■ Exercise objective: Reproduce the records below in full and exactly, without their images.

■ Listed entries:
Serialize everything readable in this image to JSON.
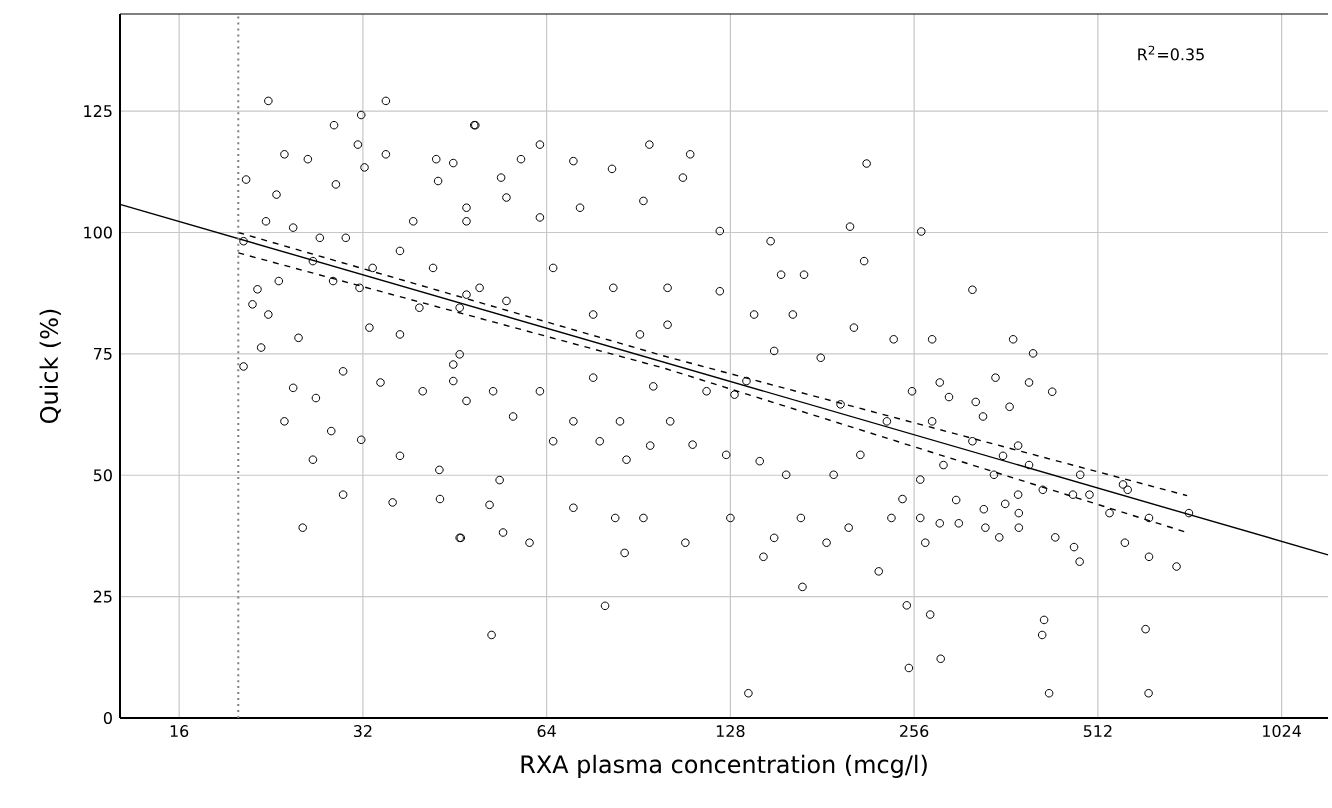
{
  "chart_data": {
    "type": "scatter",
    "xlabel": "RXA plasma concentration (mcg/l)",
    "ylabel": "Quick (%)",
    "annotations": [
      "R$^{2}$=0.35"
    ],
    "log": "x",
    "grid": true,
    "xlim": [
      12.8,
      1220
    ],
    "ylim": [
      0,
      145
    ],
    "xticks": [
      16,
      32,
      64,
      128,
      256,
      512,
      1024
    ],
    "yticks": [
      0,
      25,
      50,
      75,
      100,
      125
    ],
    "ref_lines": [
      {
        "axis": "x",
        "value": 20,
        "color": "#808080",
        "line_style": "dotted"
      }
    ],
    "series": [
      {
        "color": "#000000",
        "marker": "circle",
        "x": [
          22.4,
          28.7,
          31.8,
          34.9,
          34.9,
          26.0,
          23.8,
          20.6,
          31.4,
          32.2,
          42.2,
          48.7,
          20.4,
          20.4,
          21.1,
          21.8,
          22.4,
          23.8,
          25.5,
          26.5,
          29.7,
          28.4,
          31.8,
          24.6,
          26.8,
          29.7,
          35.8,
          36.8,
          42.8,
          42.7,
          46.1,
          34.2,
          40.1,
          36.8,
          39.6,
          45.0,
          46.1,
          32.8,
          28.6,
          31.6,
          26.5,
          23.3,
          21.5,
          25.1,
          36.8,
          38.7,
          42.5,
          47.3,
          41.7,
          47.3,
          22.2,
          24.6,
          27.2,
          30.0,
          33.2,
          28.9,
          23.1,
          48.9,
          62.4,
          94.3,
          110,
          214,
          70.8,
          81.9,
          58.1,
          53.9,
          45.0,
          107,
          92.2,
          72.6,
          55.0,
          62.4,
          47.3,
          123,
          201,
          149,
          212,
          155,
          169,
          123,
          101,
          82.3,
          65.6,
          55.0,
          49.7,
          46.1,
          162,
          204,
          140,
          101,
          76.3,
          91.0,
          151,
          180,
          45.0,
          62.4,
          52.3,
          47.3,
          76.3,
          95.7,
          117,
          130,
          136,
          194,
          231,
          70.8,
          56.4,
          84.4,
          102,
          65.6,
          78.2,
          94.6,
          111,
          126,
          143,
          189,
          209,
          158,
          53.6,
          86.5,
          70.8,
          51.6,
          54.3,
          60.0,
          46.3,
          82.9,
          92.2,
          108,
          85.9,
          128,
          151,
          145,
          167,
          184,
          200,
          168,
          224,
          79.8,
          52.0,
          137,
          263,
          319,
          237,
          274,
          372,
          401,
          431,
          395,
          348,
          282,
          254,
          323,
          367,
          292,
          332,
          274,
          319,
          379,
          358,
          395,
          286,
          262,
          346,
          479,
          379,
          466,
          496,
          563,
          573,
          416,
          300,
          361,
          380,
          535,
          621,
          722,
          262,
          333,
          235,
          303,
          335,
          380,
          282,
          245,
          436,
          353,
          267,
          468,
          478,
          567,
          621,
          689,
          249,
          272,
          418,
          415,
          613,
          251,
          283,
          426,
          620
        ],
        "values": [
          127.1,
          122.1,
          124.2,
          127.1,
          116.1,
          115.1,
          116.1,
          110.9,
          118.1,
          113.4,
          115.1,
          122.1,
          98.2,
          72.4,
          85.2,
          76.3,
          83.1,
          61.1,
          39.2,
          53.2,
          46.0,
          59.1,
          57.3,
          68.0,
          65.9,
          71.4,
          44.4,
          54.0,
          45.1,
          51.1,
          37.1,
          69.1,
          67.3,
          79.0,
          84.5,
          69.4,
          74.9,
          80.4,
          90.0,
          88.6,
          94.1,
          90.0,
          88.3,
          78.3,
          96.2,
          102.3,
          110.6,
          105.1,
          92.7,
          87.2,
          102.3,
          101.0,
          98.9,
          98.9,
          92.7,
          109.9,
          107.8,
          122.1,
          118.1,
          118.1,
          116.1,
          114.2,
          114.7,
          113.1,
          115.1,
          111.3,
          114.3,
          111.3,
          106.5,
          105.1,
          107.2,
          103.1,
          102.3,
          100.3,
          101.2,
          98.2,
          94.1,
          91.3,
          91.3,
          87.9,
          88.6,
          88.6,
          92.7,
          85.9,
          88.6,
          84.5,
          83.1,
          80.4,
          83.1,
          81.0,
          83.1,
          79.0,
          75.6,
          74.2,
          72.8,
          67.3,
          67.3,
          65.3,
          70.1,
          68.3,
          67.3,
          66.6,
          69.4,
          64.6,
          61.1,
          61.1,
          62.1,
          61.1,
          61.1,
          57.0,
          57.0,
          56.1,
          56.3,
          54.2,
          52.9,
          50.1,
          54.2,
          50.1,
          49.0,
          53.2,
          43.3,
          43.9,
          38.2,
          36.1,
          37.1,
          41.2,
          41.2,
          36.1,
          34.0,
          41.2,
          37.1,
          33.2,
          41.2,
          36.1,
          39.2,
          27.0,
          30.2,
          23.1,
          17.1,
          5.1,
          100.2,
          88.2,
          78.0,
          78.0,
          78.0,
          75.1,
          67.2,
          69.1,
          70.1,
          69.1,
          67.3,
          65.1,
          64.1,
          66.1,
          62.1,
          61.1,
          57.0,
          56.1,
          54.0,
          52.1,
          52.1,
          49.1,
          50.1,
          50.1,
          46.0,
          46.0,
          46.0,
          48.1,
          47.0,
          47.0,
          44.9,
          44.1,
          42.2,
          42.2,
          41.2,
          42.2,
          41.2,
          43.0,
          41.2,
          40.1,
          39.2,
          39.2,
          40.1,
          45.1,
          37.2,
          37.2,
          36.1,
          35.2,
          32.2,
          36.1,
          33.2,
          31.2,
          23.2,
          21.3,
          20.2,
          17.1,
          18.3,
          10.3,
          12.2,
          5.1,
          5.1
        ]
      },
      {
        "type": "line",
        "color": "#000000",
        "line_style": "solid",
        "x": [
          12.8,
          1220
        ],
        "values": [
          105.8,
          33.6
        ]
      },
      {
        "type": "line",
        "color": "#000000",
        "line_style": "dashed",
        "x": [
          20,
          100,
          717
        ],
        "values": [
          100.0,
          74.5,
          45.8
        ]
      },
      {
        "type": "line",
        "color": "#000000",
        "line_style": "dashed",
        "x": [
          20,
          100,
          717
        ],
        "values": [
          95.8,
          72.0,
          38.2
        ]
      }
    ]
  }
}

■ The answer:
Serialize everything readable in this image to JSON.
{
  "chart_data": {
    "type": "scatter",
    "xlabel": "RXA plasma concentration (mcg/l)",
    "ylabel": "Quick (%)",
    "annotations": [
      "R$^{2}$=0.35"
    ],
    "log": "x",
    "grid": true,
    "xlim": [
      12.8,
      1220
    ],
    "ylim": [
      0,
      145
    ],
    "xticks": [
      16,
      32,
      64,
      128,
      256,
      512,
      1024
    ],
    "yticks": [
      0,
      25,
      50,
      75,
      100,
      125
    ],
    "ref_lines": [
      {
        "axis": "x",
        "value": 20,
        "color": "#808080",
        "line_style": "dotted"
      }
    ],
    "series": [
      {
        "color": "#000000",
        "marker": "circle",
        "x": [
          22.4,
          28.7,
          31.8,
          34.9,
          34.9,
          26.0,
          23.8,
          20.6,
          31.4,
          32.2,
          42.2,
          48.7,
          20.4,
          20.4,
          21.1,
          21.8,
          22.4,
          23.8,
          25.5,
          26.5,
          29.7,
          28.4,
          31.8,
          24.6,
          26.8,
          29.7,
          35.8,
          36.8,
          42.8,
          42.7,
          46.1,
          34.2,
          40.1,
          36.8,
          39.6,
          45.0,
          46.1,
          32.8,
          28.6,
          31.6,
          26.5,
          23.3,
          21.5,
          25.1,
          36.8,
          38.7,
          42.5,
          47.3,
          41.7,
          47.3,
          22.2,
          24.6,
          27.2,
          30.0,
          33.2,
          28.9,
          23.1,
          48.9,
          62.4,
          94.3,
          110,
          214,
          70.8,
          81.9,
          58.1,
          53.9,
          45.0,
          107,
          92.2,
          72.6,
          55.0,
          62.4,
          47.3,
          123,
          201,
          149,
          212,
          155,
          169,
          123,
          101,
          82.3,
          65.6,
          55.0,
          49.7,
          46.1,
          162,
          204,
          140,
          101,
          76.3,
          91.0,
          151,
          180,
          45.0,
          62.4,
          52.3,
          47.3,
          76.3,
          95.7,
          117,
          130,
          136,
          194,
          231,
          70.8,
          56.4,
          84.4,
          102,
          65.6,
          78.2,
          94.6,
          111,
          126,
          143,
          189,
          209,
          158,
          53.6,
          86.5,
          70.8,
          51.6,
          54.3,
          60.0,
          46.3,
          82.9,
          92.2,
          108,
          85.9,
          128,
          151,
          145,
          167,
          184,
          200,
          168,
          224,
          79.8,
          52.0,
          137,
          263,
          319,
          237,
          274,
          372,
          401,
          431,
          395,
          348,
          282,
          254,
          323,
          367,
          292,
          332,
          274,
          319,
          379,
          358,
          395,
          286,
          262,
          346,
          479,
          379,
          466,
          496,
          563,
          573,
          416,
          300,
          361,
          380,
          535,
          621,
          722,
          262,
          333,
          235,
          303,
          335,
          380,
          282,
          245,
          436,
          353,
          267,
          468,
          478,
          567,
          621,
          689,
          249,
          272,
          418,
          415,
          613,
          251,
          283,
          426,
          620
        ],
        "values": [
          127.1,
          122.1,
          124.2,
          127.1,
          116.1,
          115.1,
          116.1,
          110.9,
          118.1,
          113.4,
          115.1,
          122.1,
          98.2,
          72.4,
          85.2,
          76.3,
          83.1,
          61.1,
          39.2,
          53.2,
          46.0,
          59.1,
          57.3,
          68.0,
          65.9,
          71.4,
          44.4,
          54.0,
          45.1,
          51.1,
          37.1,
          69.1,
          67.3,
          79.0,
          84.5,
          69.4,
          74.9,
          80.4,
          90.0,
          88.6,
          94.1,
          90.0,
          88.3,
          78.3,
          96.2,
          102.3,
          110.6,
          105.1,
          92.7,
          87.2,
          102.3,
          101.0,
          98.9,
          98.9,
          92.7,
          109.9,
          107.8,
          122.1,
          118.1,
          118.1,
          116.1,
          114.2,
          114.7,
          113.1,
          115.1,
          111.3,
          114.3,
          111.3,
          106.5,
          105.1,
          107.2,
          103.1,
          102.3,
          100.3,
          101.2,
          98.2,
          94.1,
          91.3,
          91.3,
          87.9,
          88.6,
          88.6,
          92.7,
          85.9,
          88.6,
          84.5,
          83.1,
          80.4,
          83.1,
          81.0,
          83.1,
          79.0,
          75.6,
          74.2,
          72.8,
          67.3,
          67.3,
          65.3,
          70.1,
          68.3,
          67.3,
          66.6,
          69.4,
          64.6,
          61.1,
          61.1,
          62.1,
          61.1,
          61.1,
          57.0,
          57.0,
          56.1,
          56.3,
          54.2,
          52.9,
          50.1,
          54.2,
          50.1,
          49.0,
          53.2,
          43.3,
          43.9,
          38.2,
          36.1,
          37.1,
          41.2,
          41.2,
          36.1,
          34.0,
          41.2,
          37.1,
          33.2,
          41.2,
          36.1,
          39.2,
          27.0,
          30.2,
          23.1,
          17.1,
          5.1,
          100.2,
          88.2,
          78.0,
          78.0,
          78.0,
          75.1,
          67.2,
          69.1,
          70.1,
          69.1,
          67.3,
          65.1,
          64.1,
          66.1,
          62.1,
          61.1,
          57.0,
          56.1,
          54.0,
          52.1,
          52.1,
          49.1,
          50.1,
          50.1,
          46.0,
          46.0,
          46.0,
          48.1,
          47.0,
          47.0,
          44.9,
          44.1,
          42.2,
          42.2,
          41.2,
          42.2,
          41.2,
          43.0,
          41.2,
          40.1,
          39.2,
          39.2,
          40.1,
          45.1,
          37.2,
          37.2,
          36.1,
          35.2,
          32.2,
          36.1,
          33.2,
          31.2,
          23.2,
          21.3,
          20.2,
          17.1,
          18.3,
          10.3,
          12.2,
          5.1,
          5.1
        ]
      },
      {
        "type": "line",
        "color": "#000000",
        "line_style": "solid",
        "x": [
          12.8,
          1220
        ],
        "values": [
          105.8,
          33.6
        ]
      },
      {
        "type": "line",
        "color": "#000000",
        "line_style": "dashed",
        "x": [
          20,
          100,
          717
        ],
        "values": [
          100.0,
          74.5,
          45.8
        ]
      },
      {
        "type": "line",
        "color": "#000000",
        "line_style": "dashed",
        "x": [
          20,
          100,
          717
        ],
        "values": [
          95.8,
          72.0,
          38.2
        ]
      }
    ]
  }
}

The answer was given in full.